[Aim] Make an exact copy of the records, with the images left out.

[Supplied records]
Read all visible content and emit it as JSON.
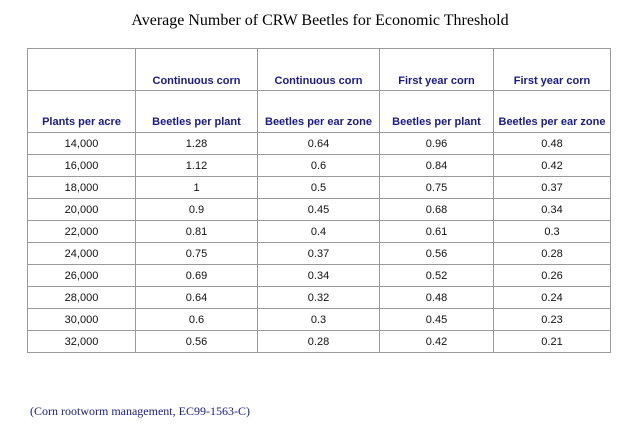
{
  "title": "Average Number of CRW Beetles for Economic Threshold",
  "header_row_1": [
    "",
    "Continuous corn",
    "Continuous corn",
    "First year corn",
    "First year corn"
  ],
  "header_row_2": [
    "Plants per acre",
    "Beetles per plant",
    "Beetles per ear zone",
    "Beetles per plant",
    "Beetles per ear zone"
  ],
  "rows": [
    [
      "14,000",
      "1.28",
      "0.64",
      "0.96",
      "0.48"
    ],
    [
      "16,000",
      "1.12",
      "0.6",
      "0.84",
      "0.42"
    ],
    [
      "18,000",
      "1",
      "0.5",
      "0.75",
      "0.37"
    ],
    [
      "20,000",
      "0.9",
      "0.45",
      "0.68",
      "0.34"
    ],
    [
      "22,000",
      "0.81",
      "0.4",
      "0.61",
      "0.3"
    ],
    [
      "24,000",
      "0.75",
      "0.37",
      "0.56",
      "0.28"
    ],
    [
      "26,000",
      "0.69",
      "0.34",
      "0.52",
      "0.26"
    ],
    [
      "28,000",
      "0.64",
      "0.32",
      "0.48",
      "0.24"
    ],
    [
      "30,000",
      "0.6",
      "0.3",
      "0.45",
      "0.23"
    ],
    [
      "32,000",
      "0.56",
      "0.28",
      "0.42",
      "0.21"
    ]
  ],
  "source": "(Corn rootworm management, EC99-1563-C)"
}
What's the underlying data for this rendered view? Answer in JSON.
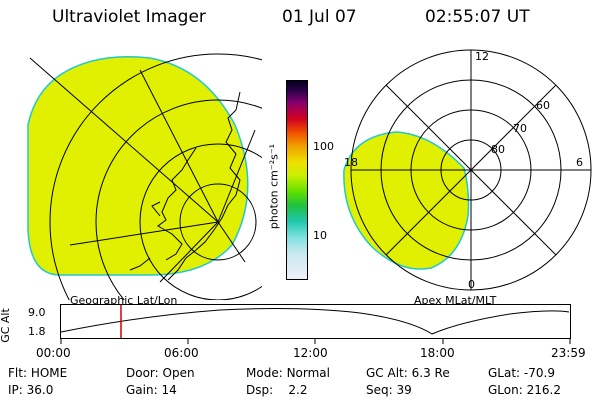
{
  "header": {
    "instrument": "Ultraviolet Imager",
    "date": "01 Jul 07",
    "time": "02:55:07 UT"
  },
  "left_panel": {
    "label": "Geographic Lat/Lon"
  },
  "right_panel": {
    "label": "Apex MLat/MLT",
    "mlt_labels": {
      "top": "12",
      "left": "18",
      "right": "6",
      "bottom": "0"
    },
    "lat_labels": [
      "60",
      "70",
      "80"
    ]
  },
  "colorbar": {
    "unit": "photon cm⁻²s⁻¹",
    "ticks": [
      "100",
      "10"
    ]
  },
  "altitude_plot": {
    "ylabel": "GC Alt",
    "yticks": [
      "9.0",
      "1.8"
    ],
    "xticks": [
      "00:00",
      "06:00",
      "12:00",
      "18:00",
      "23:59"
    ]
  },
  "footer": {
    "row1": [
      {
        "key": "Flt:",
        "value": "HOME"
      },
      {
        "key": "Door:",
        "value": "Open"
      },
      {
        "key": "Mode:",
        "value": "Normal"
      },
      {
        "key": "GC Alt:",
        "value": "6.3 Re"
      },
      {
        "key": "GLat:",
        "value": "-70.9"
      }
    ],
    "row2": [
      {
        "key": "IP:",
        "value": "36.0"
      },
      {
        "key": "Gain:",
        "value": "14"
      },
      {
        "key": "Dsp:",
        "value": "2.2"
      },
      {
        "key": "Seq:",
        "value": "39"
      },
      {
        "key": "GLon:",
        "value": "216.2"
      }
    ]
  },
  "colors": {
    "aurora_fill": "#e0f000",
    "aurora_edge": "#20c8d0",
    "grid": "#000000",
    "marker": "#d00000"
  }
}
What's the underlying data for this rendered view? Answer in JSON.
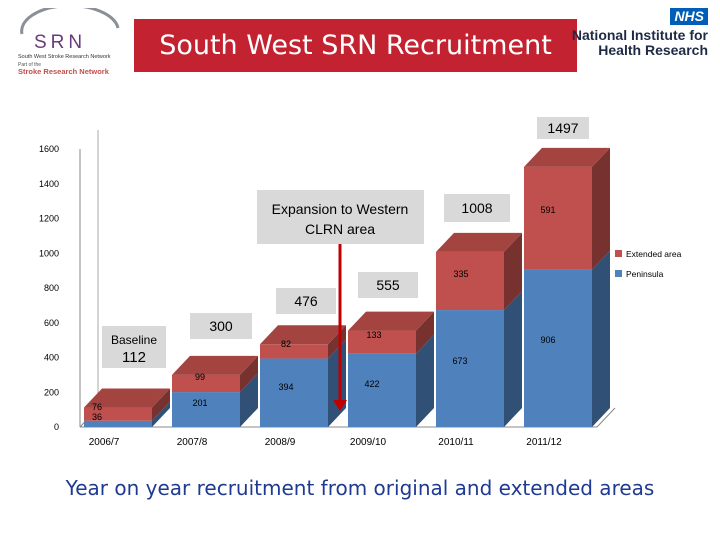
{
  "header": {
    "title": "South West SRN Recruitment",
    "srn_logo": {
      "letters": "SRN",
      "line1": "South West Stroke Research Network",
      "line2": "Part of the",
      "line3": "Stroke Research Network"
    },
    "nihr_logo": {
      "badge": "NHS",
      "line1": "National Institute for",
      "line2": "Health Research"
    }
  },
  "caption": "Year on year recruitment from original and extended areas",
  "colors": {
    "peninsula": "#4f81bd",
    "extended": "#c0504d",
    "title_banner": "#c32230",
    "caption": "#1f3a93"
  },
  "chart_data": {
    "type": "bar",
    "stacked": true,
    "categories": [
      "2006/7",
      "2007/8",
      "2008/9",
      "2009/10",
      "2010/11",
      "2011/12"
    ],
    "series": [
      {
        "name": "Peninsula",
        "values": [
          36,
          201,
          394,
          422,
          673,
          906
        ],
        "labels": [
          "36",
          "201",
          "394",
          "422",
          "673",
          "906"
        ]
      },
      {
        "name": "Extended area",
        "values": [
          76,
          99,
          82,
          133,
          335,
          591
        ],
        "labels": [
          "76",
          "99",
          "82",
          "133",
          "335",
          "591"
        ]
      }
    ],
    "totals": [
      {
        "category": "2006/7",
        "prefix": "Baseline",
        "value": "112"
      },
      {
        "category": "2007/8",
        "value": "300"
      },
      {
        "category": "2008/9",
        "value": "476"
      },
      {
        "category": "2009/10",
        "value": "555"
      },
      {
        "category": "2010/11",
        "value": "1008"
      },
      {
        "category": "2011/12",
        "value": "1497"
      }
    ],
    "yticks": [
      0,
      200,
      400,
      600,
      800,
      1000,
      1200,
      1400,
      1600
    ],
    "ylim": [
      0,
      1600
    ],
    "legend": {
      "position": "right",
      "entries": [
        "Extended area",
        "Peninsula"
      ]
    },
    "annotation": {
      "text_line1": "Expansion to Western",
      "text_line2": "CLRN area",
      "arrow_at": "2008/9 to 2009/10"
    }
  }
}
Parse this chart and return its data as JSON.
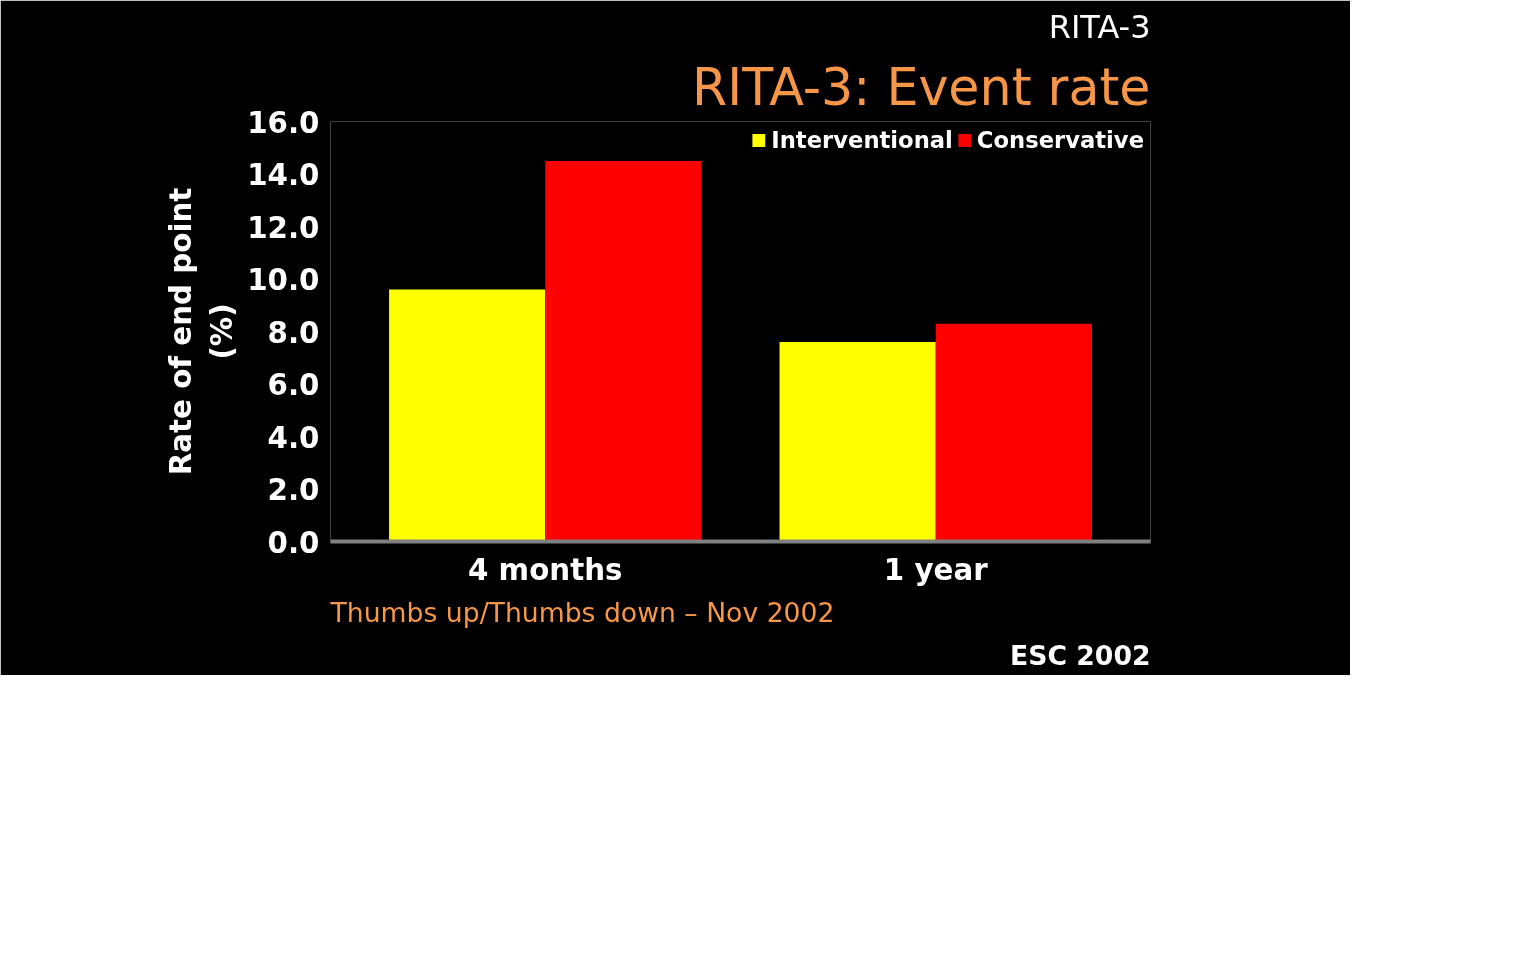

[The solution]
Read all visible content and emit it as JSON.
{
  "title": "Average Number of CRW Beetles for Economic Threshold",
  "header_row_1": [
    "",
    "Continuous corn",
    "Continuous corn",
    "First year corn",
    "First year corn"
  ],
  "header_row_2": [
    "Plants per acre",
    "Beetles per plant",
    "Beetles per ear zone",
    "Beetles per plant",
    "Beetles per ear zone"
  ],
  "rows": [
    [
      "14,000",
      "1.28",
      "0.64",
      "0.96",
      "0.48"
    ],
    [
      "16,000",
      "1.12",
      "0.6",
      "0.84",
      "0.42"
    ],
    [
      "18,000",
      "1",
      "0.5",
      "0.75",
      "0.37"
    ],
    [
      "20,000",
      "0.9",
      "0.45",
      "0.68",
      "0.34"
    ],
    [
      "22,000",
      "0.81",
      "0.4",
      "0.61",
      "0.3"
    ],
    [
      "24,000",
      "0.75",
      "0.37",
      "0.56",
      "0.28"
    ],
    [
      "26,000",
      "0.69",
      "0.34",
      "0.52",
      "0.26"
    ],
    [
      "28,000",
      "0.64",
      "0.32",
      "0.48",
      "0.24"
    ],
    [
      "30,000",
      "0.6",
      "0.3",
      "0.45",
      "0.23"
    ],
    [
      "32,000",
      "0.56",
      "0.28",
      "0.42",
      "0.21"
    ]
  ],
  "source": "(Corn rootworm management, EC99-1563-C)"
}
What's the underlying data for this rendered view? Answer in JSON.
{
  "header": {
    "instrument": "Ultraviolet Imager",
    "date": "01 Jul 07",
    "time": "02:55:07 UT"
  },
  "left_panel": {
    "label": "Geographic Lat/Lon"
  },
  "right_panel": {
    "label": "Apex MLat/MLT",
    "mlt_labels": {
      "top": "12",
      "left": "18",
      "right": "6",
      "bottom": "0"
    },
    "lat_labels": [
      "60",
      "70",
      "80"
    ]
  },
  "colorbar": {
    "unit": "photon cm⁻²s⁻¹",
    "ticks": [
      "100",
      "10"
    ]
  },
  "altitude_plot": {
    "ylabel": "GC Alt",
    "yticks": [
      "9.0",
      "1.8"
    ],
    "xticks": [
      "00:00",
      "06:00",
      "12:00",
      "18:00",
      "23:59"
    ]
  },
  "footer": {
    "row1": [
      {
        "key": "Flt:",
        "value": "HOME"
      },
      {
        "key": "Door:",
        "value": "Open"
      },
      {
        "key": "Mode:",
        "value": "Normal"
      },
      {
        "key": "GC Alt:",
        "value": "6.3 Re"
      },
      {
        "key": "GLat:",
        "value": "-70.9"
      }
    ],
    "row2": [
      {
        "key": "IP:",
        "value": "36.0"
      },
      {
        "key": "Gain:",
        "value": "14"
      },
      {
        "key": "Dsp:",
        "value": "2.2"
      },
      {
        "key": "Seq:",
        "value": "39"
      },
      {
        "key": "GLon:",
        "value": "216.2"
      }
    ]
  },
  "colors": {
    "aurora_fill": "#e0f000",
    "aurora_edge": "#20c8d0",
    "grid": "#000000",
    "marker": "#d00000"
  }
}
What's the underlying data for this rendered view? Answer in JSON.
{
  "header": {
    "title": "South West SRN Recruitment",
    "srn_logo": {
      "letters": "SRN",
      "line1": "South West Stroke Research Network",
      "line2": "Part of the",
      "line3": "Stroke Research Network"
    },
    "nihr_logo": {
      "badge": "NHS",
      "line1": "National Institute for",
      "line2": "Health Research"
    }
  },
  "caption": "Year on year recruitment from original and extended areas",
  "colors": {
    "peninsula": "#4f81bd",
    "extended": "#c0504d",
    "title_banner": "#c32230",
    "caption": "#1f3a93"
  },
  "chart_data": {
    "type": "bar",
    "stacked": true,
    "categories": [
      "2006/7",
      "2007/8",
      "2008/9",
      "2009/10",
      "2010/11",
      "2011/12"
    ],
    "series": [
      {
        "name": "Peninsula",
        "values": [
          36,
          201,
          394,
          422,
          673,
          906
        ],
        "labels": [
          "36",
          "201",
          "394",
          "422",
          "673",
          "906"
        ]
      },
      {
        "name": "Extended area",
        "values": [
          76,
          99,
          82,
          133,
          335,
          591
        ],
        "labels": [
          "76",
          "99",
          "82",
          "133",
          "335",
          "591"
        ]
      }
    ],
    "totals": [
      {
        "category": "2006/7",
        "prefix": "Baseline",
        "value": "112"
      },
      {
        "category": "2007/8",
        "value": "300"
      },
      {
        "category": "2008/9",
        "value": "476"
      },
      {
        "category": "2009/10",
        "value": "555"
      },
      {
        "category": "2010/11",
        "value": "1008"
      },
      {
        "category": "2011/12",
        "value": "1497"
      }
    ],
    "yticks": [
      0,
      200,
      400,
      600,
      800,
      1000,
      1200,
      1400,
      1600
    ],
    "ylim": [
      0,
      1600
    ],
    "legend": {
      "position": "right",
      "entries": [
        "Extended area",
        "Peninsula"
      ]
    },
    "annotation": {
      "text_line1": "Expansion to Western",
      "text_line2": "CLRN area",
      "arrow_at": "2008/9 to 2009/10"
    }
  }
}
Parse this chart and return its data as JSON.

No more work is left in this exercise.